Items from a figure collection
• • • •

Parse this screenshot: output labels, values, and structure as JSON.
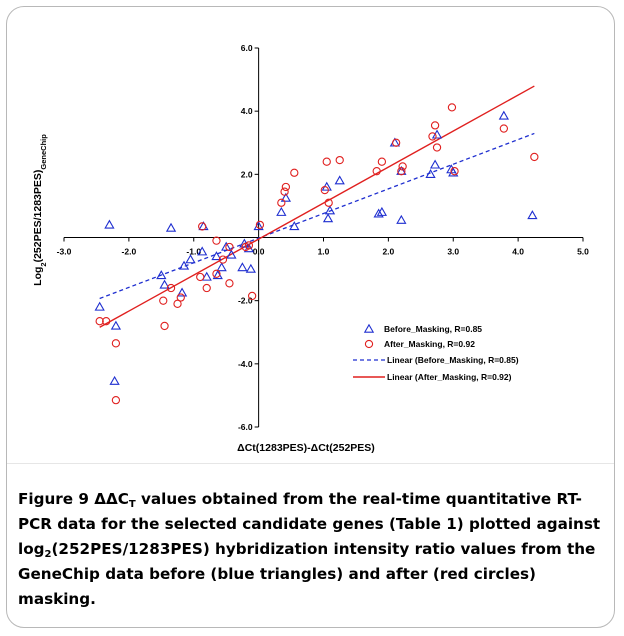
{
  "caption": {
    "figure_label": "Figure 9",
    "text_parts": [
      "ΔΔC",
      "T",
      " values obtained from the real-time quantitative RT-PCR data for the selected candidate genes (Table 1) plotted against log",
      "2",
      "(252PES/1283PES) hybridization intensity ratio values from the GeneChip data before (blue triangles) and after (red circles) masking."
    ]
  },
  "chart_data": {
    "type": "scatter",
    "xlabel": "ΔCt(1283PES)-ΔCt(252PES)",
    "ylabel_parts": [
      "Log",
      "2",
      "(252PES/1283PES)",
      "GeneChip"
    ],
    "xlim": [
      -3.0,
      5.0
    ],
    "ylim": [
      -6.0,
      6.0
    ],
    "xticks": [
      "-3.0",
      "-2.0",
      "-1.0",
      "0.0",
      "1.0",
      "2.0",
      "3.0",
      "4.0",
      "5.0"
    ],
    "yticks": [
      "-6.0",
      "-4.0",
      "-2.0",
      "0.0",
      "2.0",
      "4.0",
      "6.0"
    ],
    "grid": false,
    "legend_position": "bottom-right",
    "colors": {
      "before": "#1f2fd0",
      "after": "#e0201f"
    },
    "series": [
      {
        "name": "Before_Masking, R=0.85",
        "marker": "triangle",
        "points": [
          [
            -2.45,
            -2.2
          ],
          [
            -2.3,
            0.4
          ],
          [
            -2.2,
            -2.8
          ],
          [
            -2.22,
            -4.55
          ],
          [
            -1.5,
            -1.2
          ],
          [
            -1.45,
            -1.5
          ],
          [
            -1.35,
            0.3
          ],
          [
            -1.18,
            -1.75
          ],
          [
            -1.15,
            -0.9
          ],
          [
            -1.05,
            -0.7
          ],
          [
            -0.87,
            -0.45
          ],
          [
            -0.85,
            0.35
          ],
          [
            -0.8,
            -1.25
          ],
          [
            -0.65,
            -0.6
          ],
          [
            -0.63,
            -1.2
          ],
          [
            -0.57,
            -0.95
          ],
          [
            -0.5,
            -0.3
          ],
          [
            -0.42,
            -0.55
          ],
          [
            -0.25,
            -0.95
          ],
          [
            -0.22,
            -0.2
          ],
          [
            -0.15,
            -0.35
          ],
          [
            -0.12,
            -1.0
          ],
          [
            0.0,
            0.35
          ],
          [
            0.35,
            0.8
          ],
          [
            0.42,
            1.25
          ],
          [
            0.55,
            0.35
          ],
          [
            1.05,
            1.6
          ],
          [
            1.07,
            0.6
          ],
          [
            1.1,
            0.85
          ],
          [
            1.25,
            1.8
          ],
          [
            1.85,
            0.75
          ],
          [
            1.9,
            0.8
          ],
          [
            2.1,
            3.0
          ],
          [
            2.2,
            0.55
          ],
          [
            2.2,
            2.1
          ],
          [
            2.65,
            2.0
          ],
          [
            2.72,
            2.3
          ],
          [
            2.75,
            3.25
          ],
          [
            2.97,
            2.15
          ],
          [
            3.0,
            2.05
          ],
          [
            3.78,
            3.85
          ],
          [
            4.22,
            0.7
          ]
        ]
      },
      {
        "name": "After_Masking, R=0.92",
        "marker": "circle",
        "points": [
          [
            -2.45,
            -2.65
          ],
          [
            -2.35,
            -2.65
          ],
          [
            -2.2,
            -3.35
          ],
          [
            -2.2,
            -5.15
          ],
          [
            -1.47,
            -2.0
          ],
          [
            -1.45,
            -2.8
          ],
          [
            -1.35,
            -1.6
          ],
          [
            -1.25,
            -2.1
          ],
          [
            -1.2,
            -1.9
          ],
          [
            -0.9,
            -1.25
          ],
          [
            -0.87,
            0.35
          ],
          [
            -0.8,
            -1.6
          ],
          [
            -0.65,
            -1.15
          ],
          [
            -0.65,
            -0.1
          ],
          [
            -0.55,
            -0.7
          ],
          [
            -0.45,
            -0.3
          ],
          [
            -0.45,
            -1.45
          ],
          [
            -0.2,
            -0.3
          ],
          [
            -0.15,
            -0.25
          ],
          [
            -0.1,
            -1.85
          ],
          [
            0.02,
            0.4
          ],
          [
            0.35,
            1.1
          ],
          [
            0.4,
            1.45
          ],
          [
            0.42,
            1.6
          ],
          [
            0.55,
            2.05
          ],
          [
            1.02,
            1.5
          ],
          [
            1.05,
            2.4
          ],
          [
            1.08,
            1.1
          ],
          [
            1.25,
            2.45
          ],
          [
            1.82,
            2.1
          ],
          [
            1.9,
            2.4
          ],
          [
            2.12,
            3.0
          ],
          [
            2.2,
            2.1
          ],
          [
            2.22,
            2.25
          ],
          [
            2.68,
            3.2
          ],
          [
            2.72,
            3.55
          ],
          [
            2.75,
            2.85
          ],
          [
            2.98,
            4.12
          ],
          [
            3.02,
            2.1
          ],
          [
            3.78,
            3.45
          ],
          [
            4.25,
            2.55
          ]
        ]
      }
    ],
    "trendlines": [
      {
        "name": "Linear (Before_Masking, R=0.85)",
        "style": "dashed",
        "slope": 0.78,
        "intercept": -0.02,
        "x_range": [
          -2.45,
          4.25
        ]
      },
      {
        "name": "Linear (After_Masking, R=0.92)",
        "style": "solid",
        "slope": 1.14,
        "intercept": -0.05,
        "x_range": [
          -2.45,
          4.25
        ]
      }
    ]
  }
}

• • • •

Give every line above again exactly, with no pictures.

» **Response to this task**
Parse this screenshot: output labels, values, and structure as JSON.
{
  "caption": {
    "figure_label": "Figure 9",
    "text_parts": [
      "ΔΔC",
      "T",
      " values obtained from the real-time quantitative RT-PCR data for the selected candidate genes (Table 1) plotted against log",
      "2",
      "(252PES/1283PES) hybridization intensity ratio values from the GeneChip data before (blue triangles) and after (red circles) masking."
    ]
  },
  "chart_data": {
    "type": "scatter",
    "xlabel": "ΔCt(1283PES)-ΔCt(252PES)",
    "ylabel_parts": [
      "Log",
      "2",
      "(252PES/1283PES)",
      "GeneChip"
    ],
    "xlim": [
      -3.0,
      5.0
    ],
    "ylim": [
      -6.0,
      6.0
    ],
    "xticks": [
      "-3.0",
      "-2.0",
      "-1.0",
      "0.0",
      "1.0",
      "2.0",
      "3.0",
      "4.0",
      "5.0"
    ],
    "yticks": [
      "-6.0",
      "-4.0",
      "-2.0",
      "0.0",
      "2.0",
      "4.0",
      "6.0"
    ],
    "grid": false,
    "legend_position": "bottom-right",
    "colors": {
      "before": "#1f2fd0",
      "after": "#e0201f"
    },
    "series": [
      {
        "name": "Before_Masking, R=0.85",
        "marker": "triangle",
        "points": [
          [
            -2.45,
            -2.2
          ],
          [
            -2.3,
            0.4
          ],
          [
            -2.2,
            -2.8
          ],
          [
            -2.22,
            -4.55
          ],
          [
            -1.5,
            -1.2
          ],
          [
            -1.45,
            -1.5
          ],
          [
            -1.35,
            0.3
          ],
          [
            -1.18,
            -1.75
          ],
          [
            -1.15,
            -0.9
          ],
          [
            -1.05,
            -0.7
          ],
          [
            -0.87,
            -0.45
          ],
          [
            -0.85,
            0.35
          ],
          [
            -0.8,
            -1.25
          ],
          [
            -0.65,
            -0.6
          ],
          [
            -0.63,
            -1.2
          ],
          [
            -0.57,
            -0.95
          ],
          [
            -0.5,
            -0.3
          ],
          [
            -0.42,
            -0.55
          ],
          [
            -0.25,
            -0.95
          ],
          [
            -0.22,
            -0.2
          ],
          [
            -0.15,
            -0.35
          ],
          [
            -0.12,
            -1.0
          ],
          [
            0.0,
            0.35
          ],
          [
            0.35,
            0.8
          ],
          [
            0.42,
            1.25
          ],
          [
            0.55,
            0.35
          ],
          [
            1.05,
            1.6
          ],
          [
            1.07,
            0.6
          ],
          [
            1.1,
            0.85
          ],
          [
            1.25,
            1.8
          ],
          [
            1.85,
            0.75
          ],
          [
            1.9,
            0.8
          ],
          [
            2.1,
            3.0
          ],
          [
            2.2,
            0.55
          ],
          [
            2.2,
            2.1
          ],
          [
            2.65,
            2.0
          ],
          [
            2.72,
            2.3
          ],
          [
            2.75,
            3.25
          ],
          [
            2.97,
            2.15
          ],
          [
            3.0,
            2.05
          ],
          [
            3.78,
            3.85
          ],
          [
            4.22,
            0.7
          ]
        ]
      },
      {
        "name": "After_Masking, R=0.92",
        "marker": "circle",
        "points": [
          [
            -2.45,
            -2.65
          ],
          [
            -2.35,
            -2.65
          ],
          [
            -2.2,
            -3.35
          ],
          [
            -2.2,
            -5.15
          ],
          [
            -1.47,
            -2.0
          ],
          [
            -1.45,
            -2.8
          ],
          [
            -1.35,
            -1.6
          ],
          [
            -1.25,
            -2.1
          ],
          [
            -1.2,
            -1.9
          ],
          [
            -0.9,
            -1.25
          ],
          [
            -0.87,
            0.35
          ],
          [
            -0.8,
            -1.6
          ],
          [
            -0.65,
            -1.15
          ],
          [
            -0.65,
            -0.1
          ],
          [
            -0.55,
            -0.7
          ],
          [
            -0.45,
            -0.3
          ],
          [
            -0.45,
            -1.45
          ],
          [
            -0.2,
            -0.3
          ],
          [
            -0.15,
            -0.25
          ],
          [
            -0.1,
            -1.85
          ],
          [
            0.02,
            0.4
          ],
          [
            0.35,
            1.1
          ],
          [
            0.4,
            1.45
          ],
          [
            0.42,
            1.6
          ],
          [
            0.55,
            2.05
          ],
          [
            1.02,
            1.5
          ],
          [
            1.05,
            2.4
          ],
          [
            1.08,
            1.1
          ],
          [
            1.25,
            2.45
          ],
          [
            1.82,
            2.1
          ],
          [
            1.9,
            2.4
          ],
          [
            2.12,
            3.0
          ],
          [
            2.2,
            2.1
          ],
          [
            2.22,
            2.25
          ],
          [
            2.68,
            3.2
          ],
          [
            2.72,
            3.55
          ],
          [
            2.75,
            2.85
          ],
          [
            2.98,
            4.12
          ],
          [
            3.02,
            2.1
          ],
          [
            3.78,
            3.45
          ],
          [
            4.25,
            2.55
          ]
        ]
      }
    ],
    "trendlines": [
      {
        "name": "Linear (Before_Masking, R=0.85)",
        "style": "dashed",
        "slope": 0.78,
        "intercept": -0.02,
        "x_range": [
          -2.45,
          4.25
        ]
      },
      {
        "name": "Linear (After_Masking, R=0.92)",
        "style": "solid",
        "slope": 1.14,
        "intercept": -0.05,
        "x_range": [
          -2.45,
          4.25
        ]
      }
    ]
  }
}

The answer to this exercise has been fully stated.